- _STATED PROBLEM_
Work out how many lines in the listing below include the word "ANTALYA"; answer with the number alone.

Records from a data source
_ _ _ _ _ _ _
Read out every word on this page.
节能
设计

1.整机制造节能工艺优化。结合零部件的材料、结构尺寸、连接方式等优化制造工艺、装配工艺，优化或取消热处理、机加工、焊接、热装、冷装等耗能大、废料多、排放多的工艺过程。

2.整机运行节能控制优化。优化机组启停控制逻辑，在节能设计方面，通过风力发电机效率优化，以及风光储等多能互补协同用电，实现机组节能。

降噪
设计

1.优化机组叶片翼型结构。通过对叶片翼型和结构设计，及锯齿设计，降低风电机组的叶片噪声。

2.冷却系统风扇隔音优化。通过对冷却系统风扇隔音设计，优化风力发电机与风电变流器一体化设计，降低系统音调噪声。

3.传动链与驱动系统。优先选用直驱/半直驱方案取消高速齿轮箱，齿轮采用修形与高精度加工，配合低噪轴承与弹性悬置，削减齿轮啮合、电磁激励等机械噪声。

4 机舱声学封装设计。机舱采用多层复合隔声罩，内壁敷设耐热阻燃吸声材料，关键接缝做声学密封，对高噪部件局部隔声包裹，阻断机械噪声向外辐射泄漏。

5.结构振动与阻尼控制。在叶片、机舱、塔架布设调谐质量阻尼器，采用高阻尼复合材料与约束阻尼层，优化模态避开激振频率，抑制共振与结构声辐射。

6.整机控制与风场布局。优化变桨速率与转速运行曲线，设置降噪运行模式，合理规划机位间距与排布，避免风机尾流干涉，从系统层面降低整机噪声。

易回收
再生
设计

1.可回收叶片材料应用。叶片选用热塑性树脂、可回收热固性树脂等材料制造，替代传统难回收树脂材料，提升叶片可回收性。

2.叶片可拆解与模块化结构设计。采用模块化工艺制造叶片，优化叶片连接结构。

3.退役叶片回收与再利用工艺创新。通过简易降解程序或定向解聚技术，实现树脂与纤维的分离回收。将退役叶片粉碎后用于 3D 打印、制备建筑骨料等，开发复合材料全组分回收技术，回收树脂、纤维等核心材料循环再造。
_ _ _ _ _ _ _
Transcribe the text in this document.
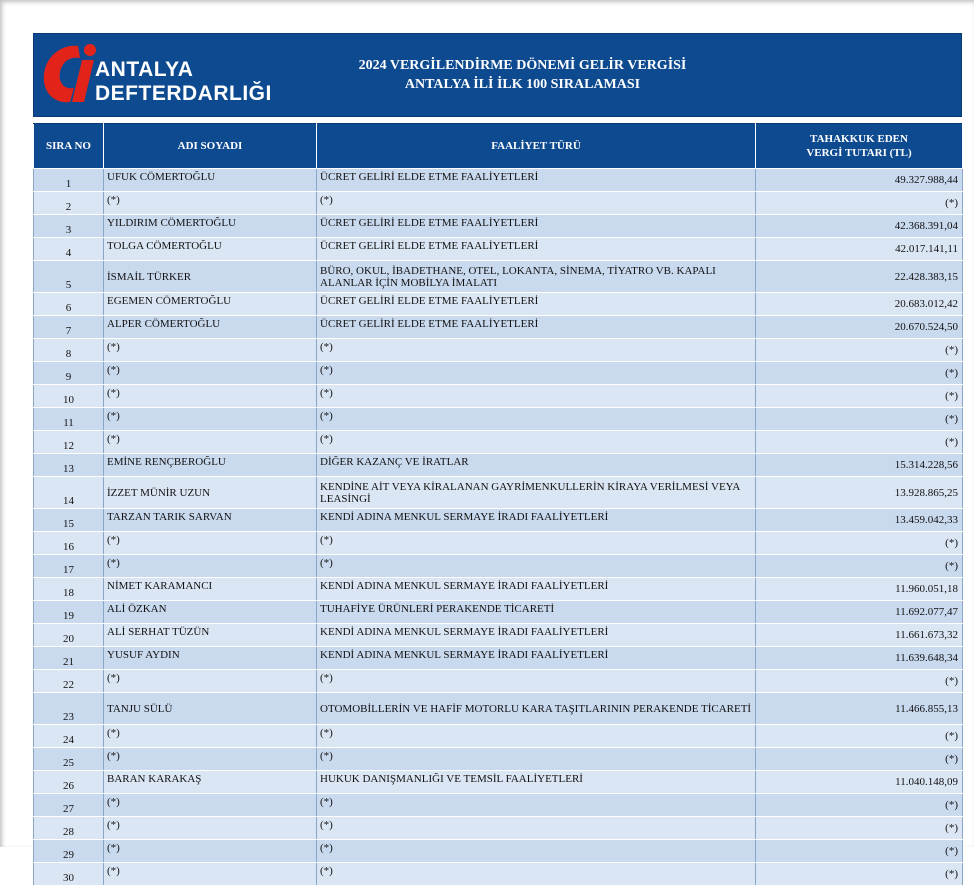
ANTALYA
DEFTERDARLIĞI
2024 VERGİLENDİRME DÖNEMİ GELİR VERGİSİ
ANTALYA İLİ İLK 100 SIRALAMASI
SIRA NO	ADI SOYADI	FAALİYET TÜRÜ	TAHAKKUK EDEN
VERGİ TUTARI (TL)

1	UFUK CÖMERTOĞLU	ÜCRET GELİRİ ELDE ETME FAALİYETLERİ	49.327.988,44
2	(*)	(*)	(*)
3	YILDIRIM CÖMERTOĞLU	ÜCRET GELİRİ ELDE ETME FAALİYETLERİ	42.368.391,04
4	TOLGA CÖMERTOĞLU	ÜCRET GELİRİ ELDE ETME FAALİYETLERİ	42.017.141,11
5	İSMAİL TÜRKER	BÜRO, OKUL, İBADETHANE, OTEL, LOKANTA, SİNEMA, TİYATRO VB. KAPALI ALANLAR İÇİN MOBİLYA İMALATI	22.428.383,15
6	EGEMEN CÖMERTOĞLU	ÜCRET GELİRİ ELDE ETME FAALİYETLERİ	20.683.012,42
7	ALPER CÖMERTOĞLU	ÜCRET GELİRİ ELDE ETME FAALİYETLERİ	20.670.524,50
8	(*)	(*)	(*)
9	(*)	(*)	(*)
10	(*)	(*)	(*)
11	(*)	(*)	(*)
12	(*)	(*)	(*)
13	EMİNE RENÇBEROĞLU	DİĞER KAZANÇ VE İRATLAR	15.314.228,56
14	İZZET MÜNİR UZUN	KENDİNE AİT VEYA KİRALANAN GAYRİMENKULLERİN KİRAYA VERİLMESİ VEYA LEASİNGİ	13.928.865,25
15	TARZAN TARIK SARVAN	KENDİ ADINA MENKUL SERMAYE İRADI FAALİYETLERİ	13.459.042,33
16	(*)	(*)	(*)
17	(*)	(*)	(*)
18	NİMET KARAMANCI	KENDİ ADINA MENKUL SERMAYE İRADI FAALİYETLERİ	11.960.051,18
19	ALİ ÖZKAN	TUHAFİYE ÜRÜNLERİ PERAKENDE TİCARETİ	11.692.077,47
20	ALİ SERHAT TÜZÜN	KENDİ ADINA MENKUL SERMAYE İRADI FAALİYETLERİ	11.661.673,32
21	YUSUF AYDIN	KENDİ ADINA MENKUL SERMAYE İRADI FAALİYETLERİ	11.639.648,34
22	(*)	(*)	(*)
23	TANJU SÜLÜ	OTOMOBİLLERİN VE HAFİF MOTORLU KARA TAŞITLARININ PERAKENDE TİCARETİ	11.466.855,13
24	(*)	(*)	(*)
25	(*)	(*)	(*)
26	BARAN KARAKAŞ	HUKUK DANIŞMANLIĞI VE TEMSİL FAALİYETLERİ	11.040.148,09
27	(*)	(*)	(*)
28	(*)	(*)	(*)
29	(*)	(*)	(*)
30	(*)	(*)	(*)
_ _ _ _ _ _ _
- _RESPONSE_
2